§ **GIVEN DATA**
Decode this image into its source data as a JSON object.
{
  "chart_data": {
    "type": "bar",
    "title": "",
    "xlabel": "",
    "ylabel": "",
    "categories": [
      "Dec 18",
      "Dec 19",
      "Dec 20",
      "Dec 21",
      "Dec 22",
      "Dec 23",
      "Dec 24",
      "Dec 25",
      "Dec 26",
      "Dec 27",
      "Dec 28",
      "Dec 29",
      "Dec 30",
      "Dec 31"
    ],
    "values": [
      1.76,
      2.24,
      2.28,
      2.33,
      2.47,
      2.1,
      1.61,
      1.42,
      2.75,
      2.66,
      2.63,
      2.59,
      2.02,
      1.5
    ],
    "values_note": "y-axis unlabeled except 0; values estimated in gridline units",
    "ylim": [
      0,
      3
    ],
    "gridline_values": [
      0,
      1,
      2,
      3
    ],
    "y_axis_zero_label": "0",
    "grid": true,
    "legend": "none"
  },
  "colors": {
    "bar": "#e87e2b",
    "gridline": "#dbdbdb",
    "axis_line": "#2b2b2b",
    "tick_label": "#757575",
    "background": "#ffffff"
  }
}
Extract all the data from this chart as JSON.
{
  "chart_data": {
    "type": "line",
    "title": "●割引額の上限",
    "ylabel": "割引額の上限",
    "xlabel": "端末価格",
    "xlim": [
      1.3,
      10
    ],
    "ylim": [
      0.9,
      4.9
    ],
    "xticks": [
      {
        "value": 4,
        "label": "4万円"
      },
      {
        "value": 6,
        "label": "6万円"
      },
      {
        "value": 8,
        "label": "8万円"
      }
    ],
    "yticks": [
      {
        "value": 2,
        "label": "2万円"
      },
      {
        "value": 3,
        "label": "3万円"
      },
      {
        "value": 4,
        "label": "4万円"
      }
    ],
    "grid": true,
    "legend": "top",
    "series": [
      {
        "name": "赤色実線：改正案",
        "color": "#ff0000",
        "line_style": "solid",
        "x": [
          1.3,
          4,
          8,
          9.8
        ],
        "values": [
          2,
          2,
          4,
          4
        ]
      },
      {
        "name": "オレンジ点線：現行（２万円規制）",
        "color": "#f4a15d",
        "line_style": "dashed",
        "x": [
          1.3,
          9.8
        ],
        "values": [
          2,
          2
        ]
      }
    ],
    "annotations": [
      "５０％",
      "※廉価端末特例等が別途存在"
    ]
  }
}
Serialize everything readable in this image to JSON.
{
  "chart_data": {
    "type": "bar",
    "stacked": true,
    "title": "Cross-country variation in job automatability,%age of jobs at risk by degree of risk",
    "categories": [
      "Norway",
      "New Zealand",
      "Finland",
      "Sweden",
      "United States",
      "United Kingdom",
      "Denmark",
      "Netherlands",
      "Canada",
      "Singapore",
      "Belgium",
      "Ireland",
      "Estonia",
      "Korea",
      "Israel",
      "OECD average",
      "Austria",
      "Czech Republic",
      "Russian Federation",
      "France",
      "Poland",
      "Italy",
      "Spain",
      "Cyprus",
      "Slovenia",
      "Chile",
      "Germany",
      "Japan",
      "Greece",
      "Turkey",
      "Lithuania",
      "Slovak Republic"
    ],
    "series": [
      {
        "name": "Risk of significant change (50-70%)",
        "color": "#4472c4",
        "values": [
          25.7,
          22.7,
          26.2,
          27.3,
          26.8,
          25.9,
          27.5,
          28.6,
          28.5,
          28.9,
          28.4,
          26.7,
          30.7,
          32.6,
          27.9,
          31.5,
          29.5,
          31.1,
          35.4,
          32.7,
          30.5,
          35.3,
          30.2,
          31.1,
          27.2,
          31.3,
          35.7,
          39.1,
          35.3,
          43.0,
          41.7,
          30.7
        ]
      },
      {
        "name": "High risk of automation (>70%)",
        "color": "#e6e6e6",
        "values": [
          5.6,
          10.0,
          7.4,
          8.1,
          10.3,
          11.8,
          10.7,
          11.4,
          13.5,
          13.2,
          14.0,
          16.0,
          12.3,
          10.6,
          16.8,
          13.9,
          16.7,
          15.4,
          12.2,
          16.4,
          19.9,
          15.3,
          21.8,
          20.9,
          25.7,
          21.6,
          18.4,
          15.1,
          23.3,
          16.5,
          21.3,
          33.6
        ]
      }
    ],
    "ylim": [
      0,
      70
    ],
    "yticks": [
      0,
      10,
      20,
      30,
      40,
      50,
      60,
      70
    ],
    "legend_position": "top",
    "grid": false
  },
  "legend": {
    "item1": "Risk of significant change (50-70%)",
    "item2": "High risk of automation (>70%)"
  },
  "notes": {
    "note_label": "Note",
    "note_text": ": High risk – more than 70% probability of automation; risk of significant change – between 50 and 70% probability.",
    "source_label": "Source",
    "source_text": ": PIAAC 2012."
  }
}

§ **REQUEST**
Scan the listing above for the word "title" and show each line where it is found.

§ **TASK RESPONSE**
    "title": "",
    "title": "●割引額の上限",
    "title": "Cross-country variation in job automatability,%age of jobs at risk by degree of risk",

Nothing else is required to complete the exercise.